- _REQUEST_
Count how many lines hold the string "nighttime". Give that number alone.

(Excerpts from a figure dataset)
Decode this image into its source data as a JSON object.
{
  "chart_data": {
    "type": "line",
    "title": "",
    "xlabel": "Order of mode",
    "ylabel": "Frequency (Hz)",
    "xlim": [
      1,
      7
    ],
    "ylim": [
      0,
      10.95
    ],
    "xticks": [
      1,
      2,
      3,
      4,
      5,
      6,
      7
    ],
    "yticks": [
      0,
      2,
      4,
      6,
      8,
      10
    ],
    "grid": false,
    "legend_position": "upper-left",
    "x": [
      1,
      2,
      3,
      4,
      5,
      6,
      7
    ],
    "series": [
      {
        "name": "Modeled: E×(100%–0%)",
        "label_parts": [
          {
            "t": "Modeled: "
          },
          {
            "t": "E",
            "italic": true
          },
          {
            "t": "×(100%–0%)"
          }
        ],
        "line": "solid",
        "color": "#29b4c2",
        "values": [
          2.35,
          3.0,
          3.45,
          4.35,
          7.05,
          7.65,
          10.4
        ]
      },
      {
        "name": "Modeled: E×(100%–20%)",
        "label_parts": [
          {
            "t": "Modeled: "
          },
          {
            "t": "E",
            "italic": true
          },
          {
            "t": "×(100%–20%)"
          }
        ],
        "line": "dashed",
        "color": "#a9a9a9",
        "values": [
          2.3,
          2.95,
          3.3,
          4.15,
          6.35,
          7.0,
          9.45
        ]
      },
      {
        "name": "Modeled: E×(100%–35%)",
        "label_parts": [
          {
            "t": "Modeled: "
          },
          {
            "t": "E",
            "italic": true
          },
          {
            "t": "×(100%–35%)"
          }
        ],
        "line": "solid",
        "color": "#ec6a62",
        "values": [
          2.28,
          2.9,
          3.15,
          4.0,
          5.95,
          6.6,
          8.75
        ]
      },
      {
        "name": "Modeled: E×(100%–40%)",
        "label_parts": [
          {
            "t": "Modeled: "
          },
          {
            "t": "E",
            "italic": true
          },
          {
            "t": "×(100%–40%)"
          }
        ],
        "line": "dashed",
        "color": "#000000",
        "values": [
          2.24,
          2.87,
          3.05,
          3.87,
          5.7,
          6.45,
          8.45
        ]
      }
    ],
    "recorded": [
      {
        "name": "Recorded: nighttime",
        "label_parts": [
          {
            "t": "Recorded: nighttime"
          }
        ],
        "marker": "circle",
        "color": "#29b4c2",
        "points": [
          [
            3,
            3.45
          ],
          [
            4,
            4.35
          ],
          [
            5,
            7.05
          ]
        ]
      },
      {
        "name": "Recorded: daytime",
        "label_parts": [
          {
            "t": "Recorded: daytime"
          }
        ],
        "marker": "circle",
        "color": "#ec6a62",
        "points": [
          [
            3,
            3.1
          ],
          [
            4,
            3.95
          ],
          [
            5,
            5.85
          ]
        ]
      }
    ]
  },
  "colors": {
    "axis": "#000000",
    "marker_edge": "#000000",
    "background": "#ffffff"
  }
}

- _ANSWER TO THE PROBLEM_
2